— begin Information shown —

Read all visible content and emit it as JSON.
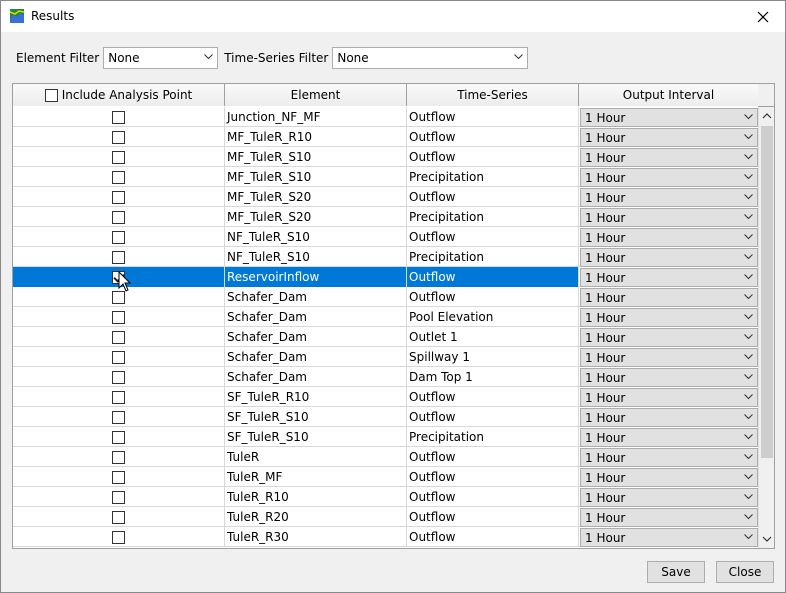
{
  "window": {
    "title": "Results"
  },
  "filters": {
    "element_label": "Element Filter",
    "element_value": "None",
    "timeseries_label": "Time-Series Filter",
    "timeseries_value": "None"
  },
  "table": {
    "headers": {
      "include": "Include Analysis Point",
      "element": "Element",
      "timeseries": "Time-Series",
      "interval": "Output Interval"
    },
    "rows": [
      {
        "checked": false,
        "element": "Junction_NF_MF",
        "timeseries": "Outflow",
        "interval": "1 Hour"
      },
      {
        "checked": false,
        "element": "MF_TuleR_R10",
        "timeseries": "Outflow",
        "interval": "1 Hour"
      },
      {
        "checked": false,
        "element": "MF_TuleR_S10",
        "timeseries": "Outflow",
        "interval": "1 Hour"
      },
      {
        "checked": false,
        "element": "MF_TuleR_S10",
        "timeseries": "Precipitation",
        "interval": "1 Hour"
      },
      {
        "checked": false,
        "element": "MF_TuleR_S20",
        "timeseries": "Outflow",
        "interval": "1 Hour"
      },
      {
        "checked": false,
        "element": "MF_TuleR_S20",
        "timeseries": "Precipitation",
        "interval": "1 Hour"
      },
      {
        "checked": false,
        "element": "NF_TuleR_S10",
        "timeseries": "Outflow",
        "interval": "1 Hour"
      },
      {
        "checked": false,
        "element": "NF_TuleR_S10",
        "timeseries": "Precipitation",
        "interval": "1 Hour"
      },
      {
        "checked": true,
        "selected": true,
        "element": "ReservoirInflow",
        "timeseries": "Outflow",
        "interval": "1 Hour"
      },
      {
        "checked": false,
        "element": "Schafer_Dam",
        "timeseries": "Outflow",
        "interval": "1 Hour"
      },
      {
        "checked": false,
        "element": "Schafer_Dam",
        "timeseries": "Pool Elevation",
        "interval": "1 Hour"
      },
      {
        "checked": false,
        "element": "Schafer_Dam",
        "timeseries": "Outlet 1",
        "interval": "1 Hour"
      },
      {
        "checked": false,
        "element": "Schafer_Dam",
        "timeseries": "Spillway 1",
        "interval": "1 Hour"
      },
      {
        "checked": false,
        "element": "Schafer_Dam",
        "timeseries": "Dam Top 1",
        "interval": "1 Hour"
      },
      {
        "checked": false,
        "element": "SF_TuleR_R10",
        "timeseries": "Outflow",
        "interval": "1 Hour"
      },
      {
        "checked": false,
        "element": "SF_TuleR_S10",
        "timeseries": "Outflow",
        "interval": "1 Hour"
      },
      {
        "checked": false,
        "element": "SF_TuleR_S10",
        "timeseries": "Precipitation",
        "interval": "1 Hour"
      },
      {
        "checked": false,
        "element": "TuleR",
        "timeseries": "Outflow",
        "interval": "1 Hour"
      },
      {
        "checked": false,
        "element": "TuleR_MF",
        "timeseries": "Outflow",
        "interval": "1 Hour"
      },
      {
        "checked": false,
        "element": "TuleR_R10",
        "timeseries": "Outflow",
        "interval": "1 Hour"
      },
      {
        "checked": false,
        "element": "TuleR_R20",
        "timeseries": "Outflow",
        "interval": "1 Hour"
      },
      {
        "checked": false,
        "element": "TuleR_R30",
        "timeseries": "Outflow",
        "interval": "1 Hour"
      }
    ]
  },
  "buttons": {
    "save": "Save",
    "close": "Close"
  },
  "icons": {
    "app": "hms-results-icon",
    "close": "close-icon",
    "dropdown": "chevron-down-icon"
  },
  "colors": {
    "selection": "#0078d7"
  }
}
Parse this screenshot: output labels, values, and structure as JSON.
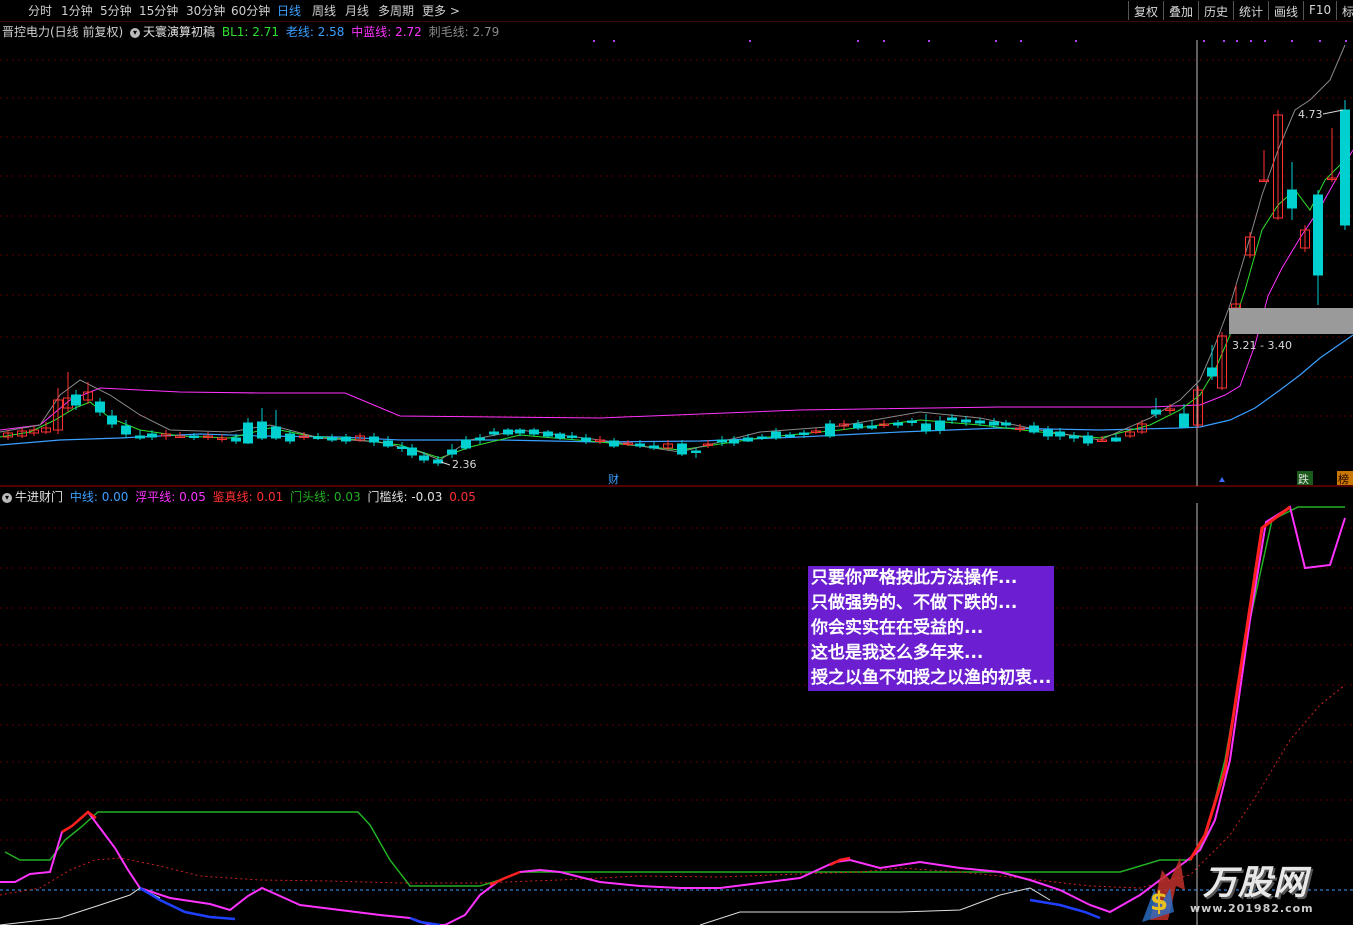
{
  "toolbar": {
    "periods": [
      "分时",
      "1分钟",
      "5分钟",
      "15分钟",
      "30分钟",
      "60分钟",
      "日线",
      "周线",
      "月线",
      "多周期",
      "更多 >"
    ],
    "active_period": "日线",
    "right_buttons": [
      "复权",
      "叠加",
      "历史",
      "统计",
      "画线",
      "F10",
      "标"
    ]
  },
  "main_legend": {
    "title": "晋控电力(日线 前复权)",
    "indicator": "天寰演算初稿",
    "items": [
      {
        "label": "BL1: 2.71",
        "color": "#2ee02e"
      },
      {
        "label": "老线: 2.58",
        "color": "#3a9fff"
      },
      {
        "label": "中蓝线: 2.72",
        "color": "#ff33ff"
      },
      {
        "label": "刺毛线: 2.79",
        "color": "#8a8a8a"
      }
    ]
  },
  "main_chart": {
    "price_labels": {
      "low": "2.36",
      "high": "4.73",
      "range": "3.21 - 3.40"
    },
    "markers": {
      "cai": "财",
      "die": "跌",
      "bang": "榜"
    }
  },
  "sub_legend": {
    "indicator": "牛进财门",
    "items": [
      {
        "label": "中线: 0.00",
        "color": "#3a9fff"
      },
      {
        "label": "浮平线: 0.05",
        "color": "#ff33ff"
      },
      {
        "label": "鉴真线: 0.01",
        "color": "#ff3030"
      },
      {
        "label": "门头线: 0.03",
        "color": "#22b022"
      },
      {
        "label": "门槛线: -0.03",
        "color": "#e0e0e0"
      },
      {
        "label": "0.05",
        "color": "#ff3030"
      }
    ]
  },
  "overlay_text": [
    "只要你严格按此方法操作...",
    "只做强势的、不做下跌的...",
    "你会实实在在受益的...",
    "这也是我这么多年来...",
    "授之以鱼不如授之以渔的初衷..."
  ],
  "watermark": {
    "text": "万股网",
    "url": "www.201982.com"
  },
  "colors": {
    "up": "#ff3232",
    "down": "#00d0d0",
    "grid": "#5a0000"
  }
}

— end Information shown —

> _Task brief_
Look through the entries above. Extract each line with the word "JSON".

> _Task result_
Read all visible content and emit it as JSON.
Parse this screenshot: output labels, values, and structure as JSON.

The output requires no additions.